Problem to solve>
Emit the entire listing verbatim.
....................
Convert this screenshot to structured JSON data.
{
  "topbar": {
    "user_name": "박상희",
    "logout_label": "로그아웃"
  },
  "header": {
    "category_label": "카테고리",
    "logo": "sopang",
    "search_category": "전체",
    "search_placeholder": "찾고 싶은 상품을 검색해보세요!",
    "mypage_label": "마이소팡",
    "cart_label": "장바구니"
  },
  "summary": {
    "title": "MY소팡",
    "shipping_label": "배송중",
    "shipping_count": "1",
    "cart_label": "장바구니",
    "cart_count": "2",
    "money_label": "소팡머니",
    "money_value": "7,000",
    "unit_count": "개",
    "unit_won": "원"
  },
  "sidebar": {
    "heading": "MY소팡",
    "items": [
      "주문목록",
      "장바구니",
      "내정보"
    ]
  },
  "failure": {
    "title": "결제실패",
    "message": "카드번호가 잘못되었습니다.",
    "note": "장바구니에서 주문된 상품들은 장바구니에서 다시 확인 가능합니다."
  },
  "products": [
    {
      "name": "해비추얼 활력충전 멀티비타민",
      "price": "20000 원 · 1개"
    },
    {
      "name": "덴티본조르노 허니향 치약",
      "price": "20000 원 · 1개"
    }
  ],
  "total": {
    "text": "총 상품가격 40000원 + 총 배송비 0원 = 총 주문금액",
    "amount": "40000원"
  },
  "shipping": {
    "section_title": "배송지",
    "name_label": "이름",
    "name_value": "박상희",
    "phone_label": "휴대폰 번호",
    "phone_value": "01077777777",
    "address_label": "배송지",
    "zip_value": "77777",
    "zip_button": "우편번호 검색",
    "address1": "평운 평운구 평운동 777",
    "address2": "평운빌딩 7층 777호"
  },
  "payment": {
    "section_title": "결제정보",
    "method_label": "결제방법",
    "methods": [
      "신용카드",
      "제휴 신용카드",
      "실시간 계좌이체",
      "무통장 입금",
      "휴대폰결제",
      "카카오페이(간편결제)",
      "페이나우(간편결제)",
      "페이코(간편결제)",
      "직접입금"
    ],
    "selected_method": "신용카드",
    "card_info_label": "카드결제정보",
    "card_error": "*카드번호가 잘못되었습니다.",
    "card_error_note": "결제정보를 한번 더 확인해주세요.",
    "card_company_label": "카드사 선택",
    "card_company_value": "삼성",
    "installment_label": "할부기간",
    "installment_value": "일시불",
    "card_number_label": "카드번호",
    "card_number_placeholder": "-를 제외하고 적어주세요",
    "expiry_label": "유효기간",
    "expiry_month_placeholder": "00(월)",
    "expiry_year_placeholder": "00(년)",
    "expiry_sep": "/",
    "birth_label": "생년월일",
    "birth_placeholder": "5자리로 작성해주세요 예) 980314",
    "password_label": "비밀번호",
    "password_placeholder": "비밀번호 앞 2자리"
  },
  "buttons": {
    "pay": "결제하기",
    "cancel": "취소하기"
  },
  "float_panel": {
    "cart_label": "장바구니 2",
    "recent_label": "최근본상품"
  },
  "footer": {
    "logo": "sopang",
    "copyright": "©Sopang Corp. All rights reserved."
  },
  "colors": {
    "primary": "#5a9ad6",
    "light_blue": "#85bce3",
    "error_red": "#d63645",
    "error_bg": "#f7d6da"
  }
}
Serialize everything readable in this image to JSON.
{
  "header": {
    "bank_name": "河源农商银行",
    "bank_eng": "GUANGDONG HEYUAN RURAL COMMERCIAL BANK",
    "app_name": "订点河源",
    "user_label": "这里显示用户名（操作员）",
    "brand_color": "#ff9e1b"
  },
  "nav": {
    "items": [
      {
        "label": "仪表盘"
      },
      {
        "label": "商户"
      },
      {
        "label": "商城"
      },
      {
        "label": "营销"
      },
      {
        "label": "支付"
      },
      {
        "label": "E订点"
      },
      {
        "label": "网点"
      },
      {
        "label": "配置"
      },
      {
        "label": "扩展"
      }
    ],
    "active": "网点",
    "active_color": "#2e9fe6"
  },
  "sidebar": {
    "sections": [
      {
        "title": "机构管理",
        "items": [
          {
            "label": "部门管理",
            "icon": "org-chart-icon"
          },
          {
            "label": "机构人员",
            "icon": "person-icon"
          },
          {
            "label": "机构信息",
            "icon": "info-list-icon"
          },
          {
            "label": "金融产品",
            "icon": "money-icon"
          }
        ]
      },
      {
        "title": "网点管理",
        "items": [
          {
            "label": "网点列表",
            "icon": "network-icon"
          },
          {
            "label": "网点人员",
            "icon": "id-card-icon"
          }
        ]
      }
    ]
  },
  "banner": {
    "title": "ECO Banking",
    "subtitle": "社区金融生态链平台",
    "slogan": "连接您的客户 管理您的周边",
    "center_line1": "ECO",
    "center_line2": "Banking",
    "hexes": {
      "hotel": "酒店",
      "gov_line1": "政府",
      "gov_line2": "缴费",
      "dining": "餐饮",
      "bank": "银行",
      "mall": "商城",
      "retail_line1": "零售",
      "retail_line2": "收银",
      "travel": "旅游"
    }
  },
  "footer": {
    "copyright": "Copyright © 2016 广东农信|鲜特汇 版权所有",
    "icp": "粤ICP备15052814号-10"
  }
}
....................
Worked answer>
Convert this screenshot to structured JSON data.
{
  "topbar": {
    "user_name": "박상희",
    "logout_label": "로그아웃"
  },
  "header": {
    "category_label": "카테고리",
    "logo": "sopang",
    "search_category": "전체",
    "search_placeholder": "찾고 싶은 상품을 검색해보세요!",
    "mypage_label": "마이소팡",
    "cart_label": "장바구니"
  },
  "summary": {
    "title": "MY소팡",
    "shipping_label": "배송중",
    "shipping_count": "1",
    "cart_label": "장바구니",
    "cart_count": "2",
    "money_label": "소팡머니",
    "money_value": "7,000",
    "unit_count": "개",
    "unit_won": "원"
  },
  "sidebar": {
    "heading": "MY소팡",
    "items": [
      "주문목록",
      "장바구니",
      "내정보"
    ]
  },
  "failure": {
    "title": "결제실패",
    "message": "카드번호가 잘못되었습니다.",
    "note": "장바구니에서 주문된 상품들은 장바구니에서 다시 확인 가능합니다."
  },
  "products": [
    {
      "name": "해비추얼 활력충전 멀티비타민",
      "price": "20000 원 · 1개"
    },
    {
      "name": "덴티본조르노 허니향 치약",
      "price": "20000 원 · 1개"
    }
  ],
  "total": {
    "text": "총 상품가격 40000원 + 총 배송비 0원 = 총 주문금액",
    "amount": "40000원"
  },
  "shipping": {
    "section_title": "배송지",
    "name_label": "이름",
    "name_value": "박상희",
    "phone_label": "휴대폰 번호",
    "phone_value": "01077777777",
    "address_label": "배송지",
    "zip_value": "77777",
    "zip_button": "우편번호 검색",
    "address1": "평운 평운구 평운동 777",
    "address2": "평운빌딩 7층 777호"
  },
  "payment": {
    "section_title": "결제정보",
    "method_label": "결제방법",
    "methods": [
      "신용카드",
      "제휴 신용카드",
      "실시간 계좌이체",
      "무통장 입금",
      "휴대폰결제",
      "카카오페이(간편결제)",
      "페이나우(간편결제)",
      "페이코(간편결제)",
      "직접입금"
    ],
    "selected_method": "신용카드",
    "card_info_label": "카드결제정보",
    "card_error": "*카드번호가 잘못되었습니다.",
    "card_error_note": "결제정보를 한번 더 확인해주세요.",
    "card_company_label": "카드사 선택",
    "card_company_value": "삼성",
    "installment_label": "할부기간",
    "installment_value": "일시불",
    "card_number_label": "카드번호",
    "card_number_placeholder": "-를 제외하고 적어주세요",
    "expiry_label": "유효기간",
    "expiry_month_placeholder": "00(월)",
    "expiry_year_placeholder": "00(년)",
    "expiry_sep": "/",
    "birth_label": "생년월일",
    "birth_placeholder": "5자리로 작성해주세요 예) 980314",
    "password_label": "비밀번호",
    "password_placeholder": "비밀번호 앞 2자리"
  },
  "buttons": {
    "pay": "결제하기",
    "cancel": "취소하기"
  },
  "float_panel": {
    "cart_label": "장바구니 2",
    "recent_label": "최근본상품"
  },
  "footer": {
    "logo": "sopang",
    "copyright": "©Sopang Corp. All rights reserved."
  },
  "colors": {
    "primary": "#5a9ad6",
    "light_blue": "#85bce3",
    "error_red": "#d63645",
    "error_bg": "#f7d6da"
  }
}
Serialize everything readable in this image to JSON.
{
  "header": {
    "bank_name": "河源农商银行",
    "bank_eng": "GUANGDONG HEYUAN RURAL COMMERCIAL BANK",
    "app_name": "订点河源",
    "user_label": "这里显示用户名（操作员）",
    "brand_color": "#ff9e1b"
  },
  "nav": {
    "items": [
      {
        "label": "仪表盘"
      },
      {
        "label": "商户"
      },
      {
        "label": "商城"
      },
      {
        "label": "营销"
      },
      {
        "label": "支付"
      },
      {
        "label": "E订点"
      },
      {
        "label": "网点"
      },
      {
        "label": "配置"
      },
      {
        "label": "扩展"
      }
    ],
    "active": "网点",
    "active_color": "#2e9fe6"
  },
  "sidebar": {
    "sections": [
      {
        "title": "机构管理",
        "items": [
          {
            "label": "部门管理",
            "icon": "org-chart-icon"
          },
          {
            "label": "机构人员",
            "icon": "person-icon"
          },
          {
            "label": "机构信息",
            "icon": "info-list-icon"
          },
          {
            "label": "金融产品",
            "icon": "money-icon"
          }
        ]
      },
      {
        "title": "网点管理",
        "items": [
          {
            "label": "网点列表",
            "icon": "network-icon"
          },
          {
            "label": "网点人员",
            "icon": "id-card-icon"
          }
        ]
      }
    ]
  },
  "banner": {
    "title": "ECO Banking",
    "subtitle": "社区金融生态链平台",
    "slogan": "连接您的客户 管理您的周边",
    "center_line1": "ECO",
    "center_line2": "Banking",
    "hexes": {
      "hotel": "酒店",
      "gov_line1": "政府",
      "gov_line2": "缴费",
      "dining": "餐饮",
      "bank": "银行",
      "mall": "商城",
      "retail_line1": "零售",
      "retail_line2": "收银",
      "travel": "旅游"
    }
  },
  "footer": {
    "copyright": "Copyright © 2016 广东农信|鲜特汇 版权所有",
    "icp": "粤ICP备15052814号-10"
  }
}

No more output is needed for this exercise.